» **Given task**: Only the lines from the one with "What text is on this page?" through the final line should be given again, exactly as they appear, minus the pictures.

--*--

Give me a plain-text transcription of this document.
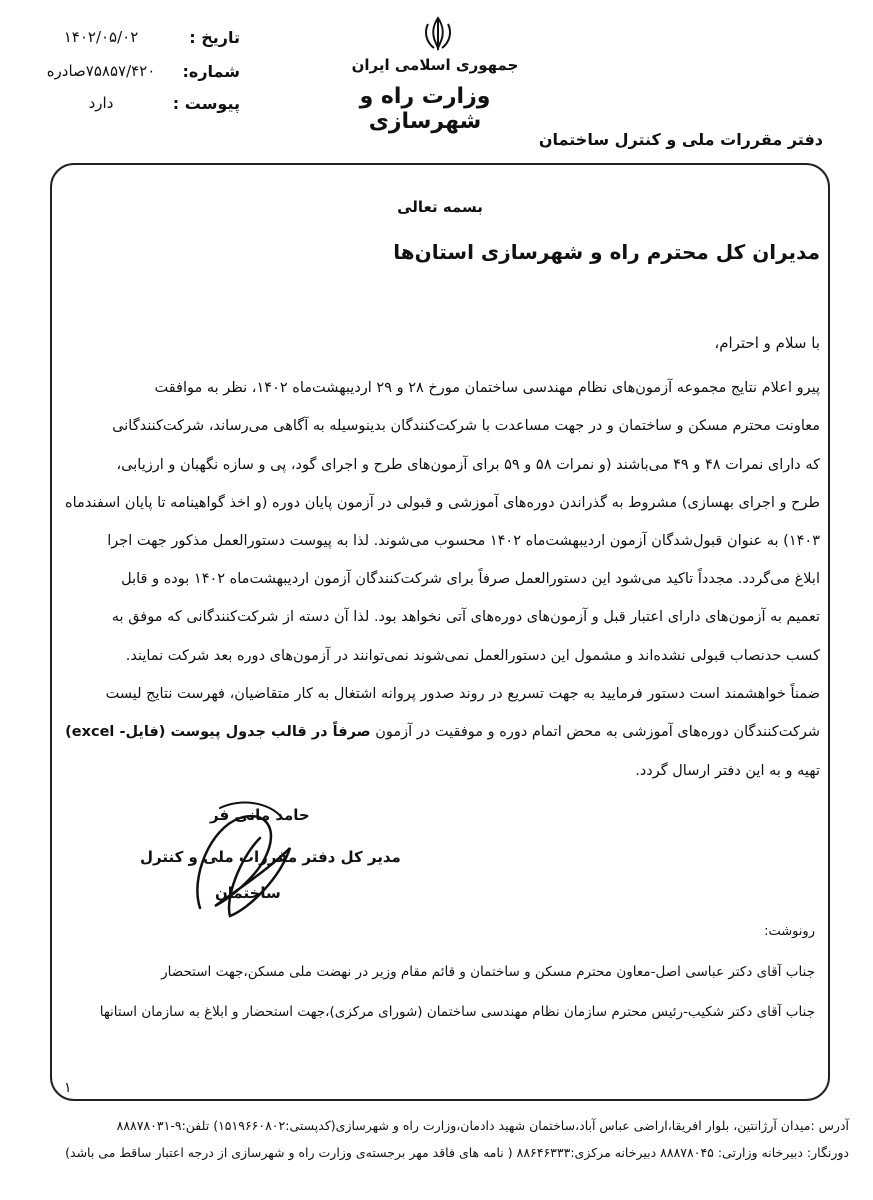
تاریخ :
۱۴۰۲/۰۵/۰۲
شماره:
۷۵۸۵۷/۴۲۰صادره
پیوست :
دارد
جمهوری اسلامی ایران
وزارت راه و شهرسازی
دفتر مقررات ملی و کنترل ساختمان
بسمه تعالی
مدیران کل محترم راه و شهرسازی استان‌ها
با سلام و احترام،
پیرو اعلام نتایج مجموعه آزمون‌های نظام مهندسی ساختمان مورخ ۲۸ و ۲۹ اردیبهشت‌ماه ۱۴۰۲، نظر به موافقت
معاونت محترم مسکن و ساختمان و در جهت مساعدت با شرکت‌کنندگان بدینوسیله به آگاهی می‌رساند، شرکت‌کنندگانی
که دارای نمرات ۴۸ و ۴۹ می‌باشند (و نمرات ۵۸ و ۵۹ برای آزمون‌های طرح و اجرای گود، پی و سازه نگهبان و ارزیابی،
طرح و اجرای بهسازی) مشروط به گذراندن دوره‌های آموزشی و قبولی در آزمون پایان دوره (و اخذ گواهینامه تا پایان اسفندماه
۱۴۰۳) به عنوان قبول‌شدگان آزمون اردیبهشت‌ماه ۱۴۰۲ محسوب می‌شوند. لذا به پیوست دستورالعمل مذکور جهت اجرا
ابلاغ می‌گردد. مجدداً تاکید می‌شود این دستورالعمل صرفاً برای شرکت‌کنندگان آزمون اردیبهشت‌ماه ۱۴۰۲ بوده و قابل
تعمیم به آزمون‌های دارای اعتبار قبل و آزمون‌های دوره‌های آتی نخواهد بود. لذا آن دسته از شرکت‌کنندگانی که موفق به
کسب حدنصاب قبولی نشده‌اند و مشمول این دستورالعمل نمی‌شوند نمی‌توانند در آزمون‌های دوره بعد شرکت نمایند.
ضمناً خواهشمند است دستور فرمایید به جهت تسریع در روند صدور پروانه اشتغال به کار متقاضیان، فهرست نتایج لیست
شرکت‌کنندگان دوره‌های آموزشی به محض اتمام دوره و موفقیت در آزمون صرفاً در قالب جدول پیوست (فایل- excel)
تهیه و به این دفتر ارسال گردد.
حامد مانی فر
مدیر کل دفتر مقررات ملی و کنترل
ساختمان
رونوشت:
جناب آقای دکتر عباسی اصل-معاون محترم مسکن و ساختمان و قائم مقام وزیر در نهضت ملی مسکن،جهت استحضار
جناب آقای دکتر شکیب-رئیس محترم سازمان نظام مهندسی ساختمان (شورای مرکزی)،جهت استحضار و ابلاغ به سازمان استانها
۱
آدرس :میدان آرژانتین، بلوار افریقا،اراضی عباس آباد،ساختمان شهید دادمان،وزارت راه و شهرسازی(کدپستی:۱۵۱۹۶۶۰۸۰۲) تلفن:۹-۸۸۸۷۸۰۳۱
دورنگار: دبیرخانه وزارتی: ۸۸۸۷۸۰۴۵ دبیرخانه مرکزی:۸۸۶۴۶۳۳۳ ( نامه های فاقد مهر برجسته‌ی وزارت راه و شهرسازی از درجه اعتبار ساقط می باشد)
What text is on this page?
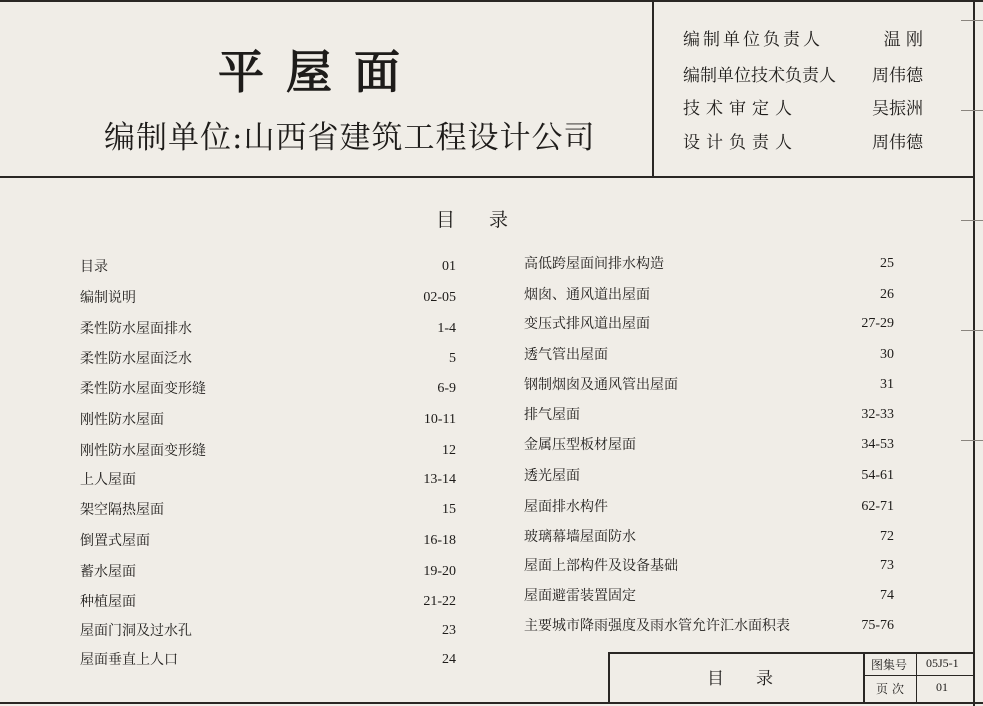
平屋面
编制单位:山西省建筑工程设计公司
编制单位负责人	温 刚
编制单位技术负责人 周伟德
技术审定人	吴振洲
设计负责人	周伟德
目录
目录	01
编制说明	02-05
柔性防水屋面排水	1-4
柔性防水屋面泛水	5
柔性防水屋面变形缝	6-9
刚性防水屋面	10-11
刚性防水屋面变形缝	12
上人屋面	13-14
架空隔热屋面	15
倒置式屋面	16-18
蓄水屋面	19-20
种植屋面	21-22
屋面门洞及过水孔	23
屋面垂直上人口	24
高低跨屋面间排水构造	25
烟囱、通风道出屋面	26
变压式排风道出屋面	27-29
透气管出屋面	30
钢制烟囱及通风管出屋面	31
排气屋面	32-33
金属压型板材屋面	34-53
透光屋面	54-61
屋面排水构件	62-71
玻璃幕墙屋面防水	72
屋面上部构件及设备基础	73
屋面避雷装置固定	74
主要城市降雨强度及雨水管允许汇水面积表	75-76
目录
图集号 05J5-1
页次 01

--*--

» **Worked answer**:
What text is on this page?
平屋面
编制单位:山西省建筑工程设计公司
编制单位负责人	温 刚
编制单位技术负责人 周伟德
技术审定人	吴振洲
设计负责人	周伟德
目录
目录	01
编制说明	02-05
柔性防水屋面排水	1-4
柔性防水屋面泛水	5
柔性防水屋面变形缝	6-9
刚性防水屋面	10-11
刚性防水屋面变形缝	12
上人屋面	13-14
架空隔热屋面	15
倒置式屋面	16-18
蓄水屋面	19-20
种植屋面	21-22
屋面门洞及过水孔	23
屋面垂直上人口	24
高低跨屋面间排水构造	25
烟囱、通风道出屋面	26
变压式排风道出屋面	27-29
透气管出屋面	30
钢制烟囱及通风管出屋面	31
排气屋面	32-33
金属压型板材屋面	34-53
透光屋面	54-61
屋面排水构件	62-71
玻璃幕墙屋面防水	72
屋面上部构件及设备基础	73
屋面避雷装置固定	74
主要城市降雨强度及雨水管允许汇水面积表	75-76
目录
图集号 05J5-1
页次 01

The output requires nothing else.